[start of Data]

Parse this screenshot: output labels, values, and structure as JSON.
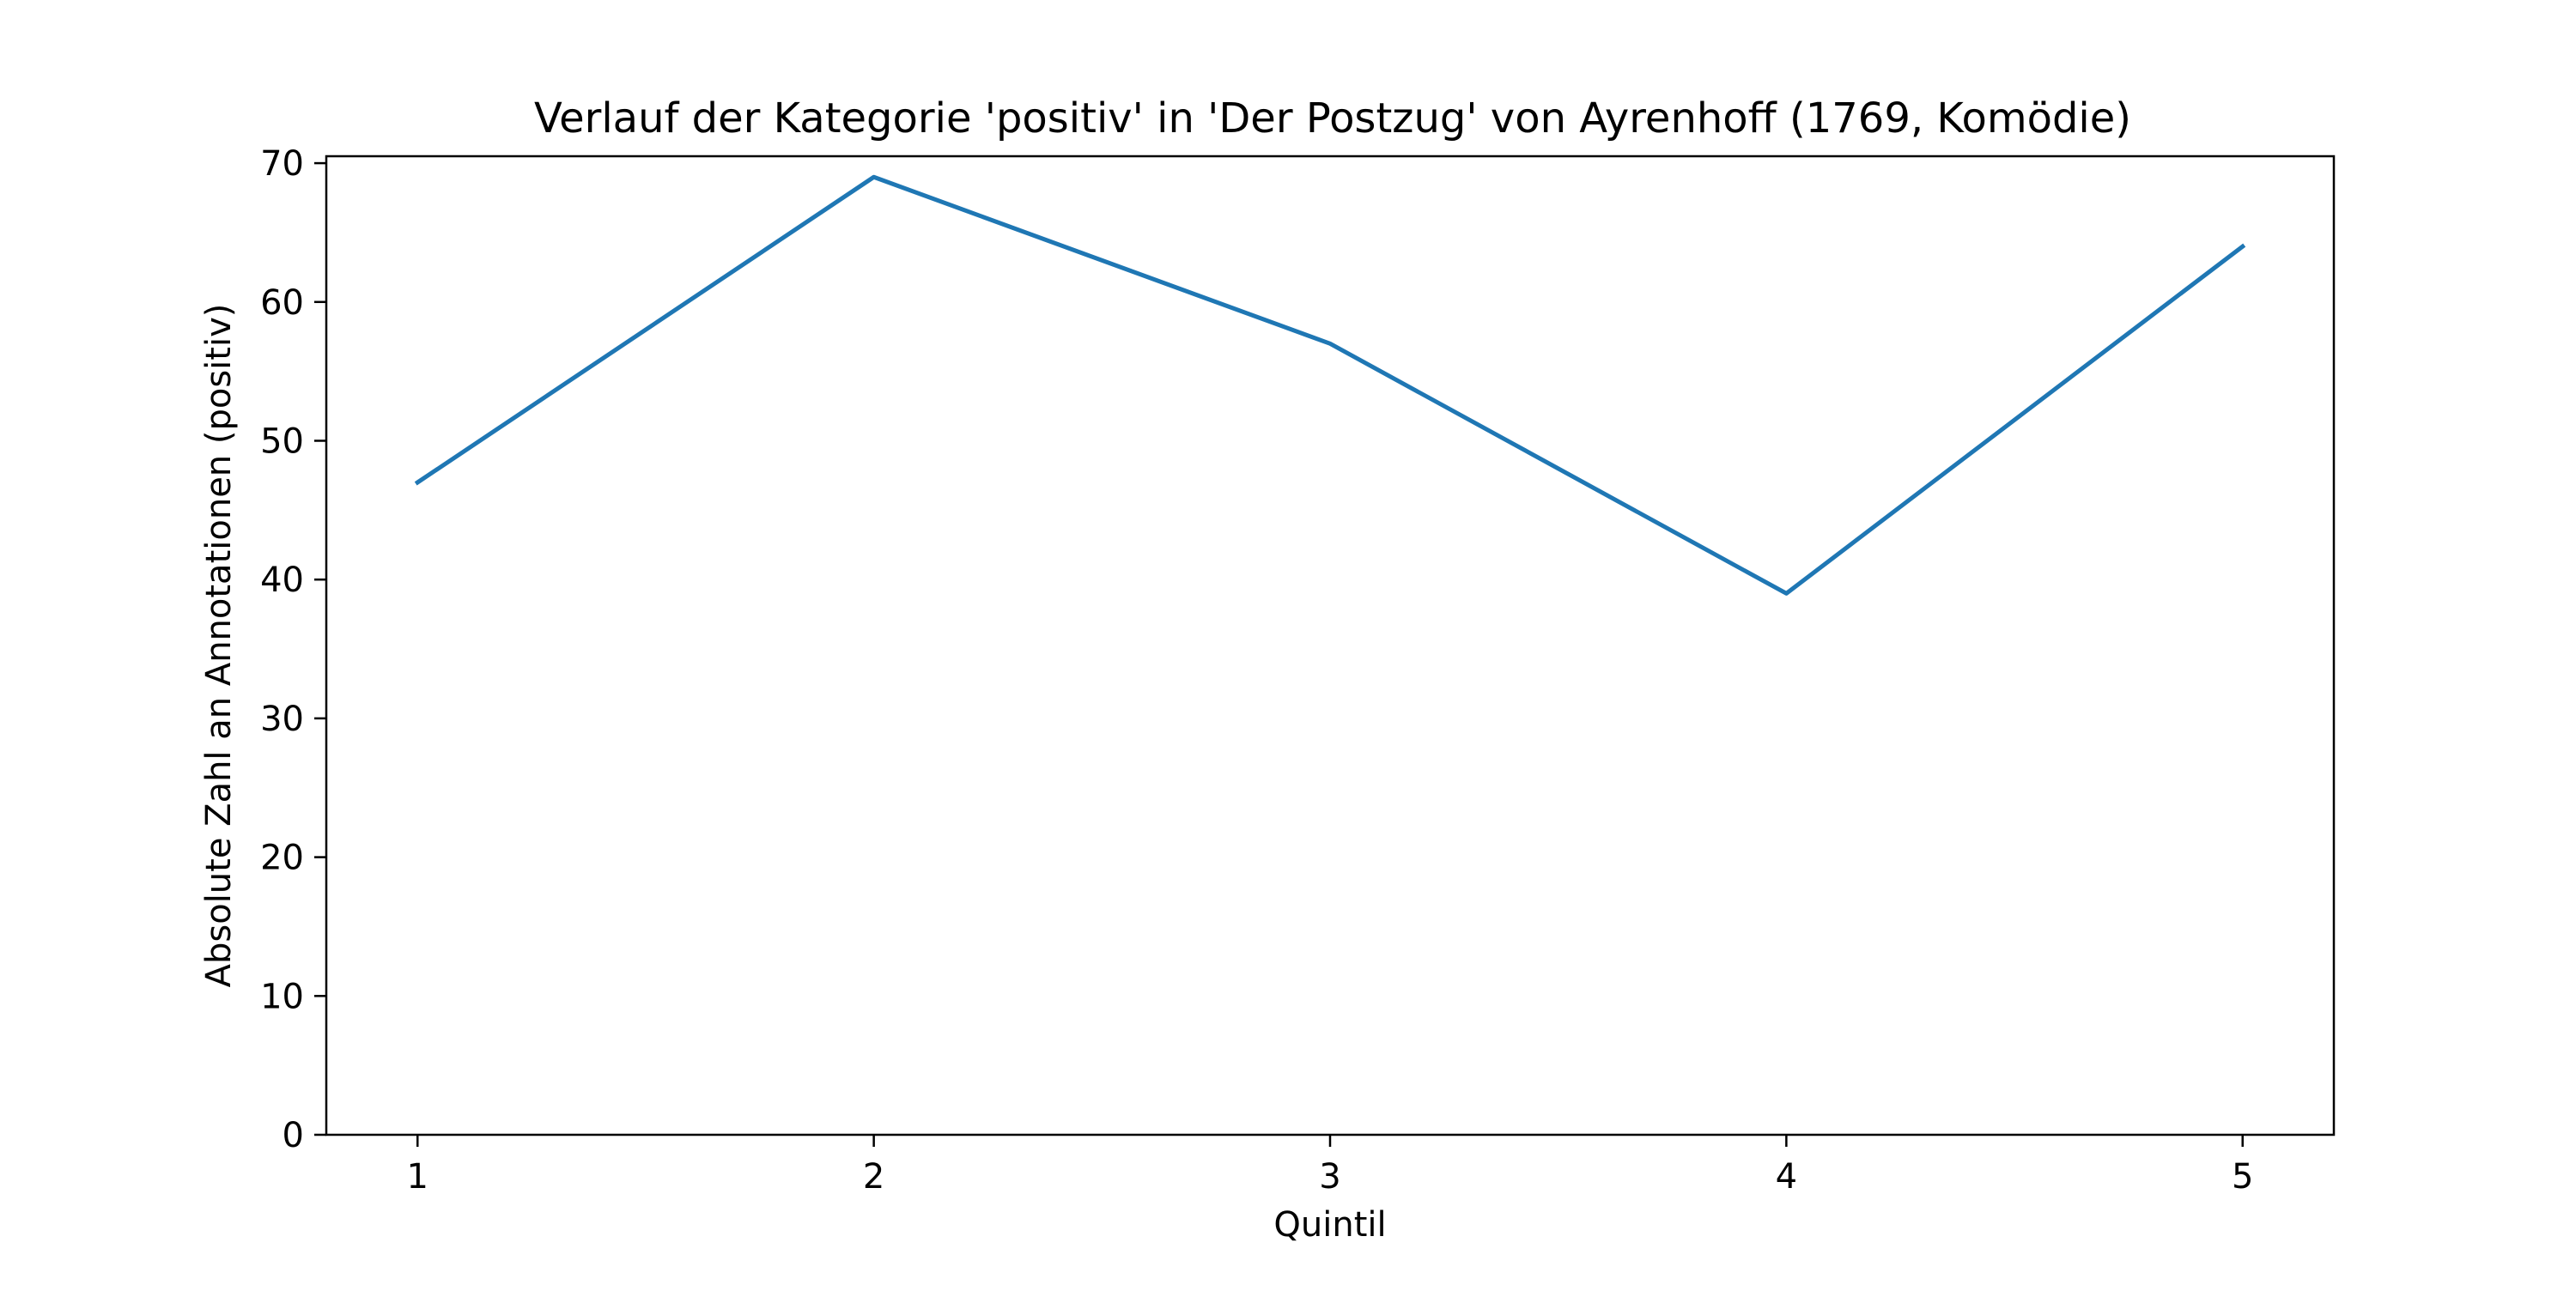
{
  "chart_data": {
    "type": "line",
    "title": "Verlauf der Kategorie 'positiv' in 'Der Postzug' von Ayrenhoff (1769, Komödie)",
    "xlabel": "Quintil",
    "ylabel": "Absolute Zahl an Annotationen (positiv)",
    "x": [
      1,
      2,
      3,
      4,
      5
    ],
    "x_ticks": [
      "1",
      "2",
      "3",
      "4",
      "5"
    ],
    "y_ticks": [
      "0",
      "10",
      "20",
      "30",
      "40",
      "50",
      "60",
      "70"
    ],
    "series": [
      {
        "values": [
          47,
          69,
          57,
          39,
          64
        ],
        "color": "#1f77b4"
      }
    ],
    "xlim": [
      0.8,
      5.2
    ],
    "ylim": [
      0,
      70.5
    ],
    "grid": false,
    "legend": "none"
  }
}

[end of Data]

From the listing above, pick out each line where the word "positiv" appears.

    "title": "Verlauf der Kategorie 'positiv' in 'Der Postzug' von Ayrenhoff (1769, Komödie)",
    "ylabel": "Absolute Zahl an Annotationen (positiv)",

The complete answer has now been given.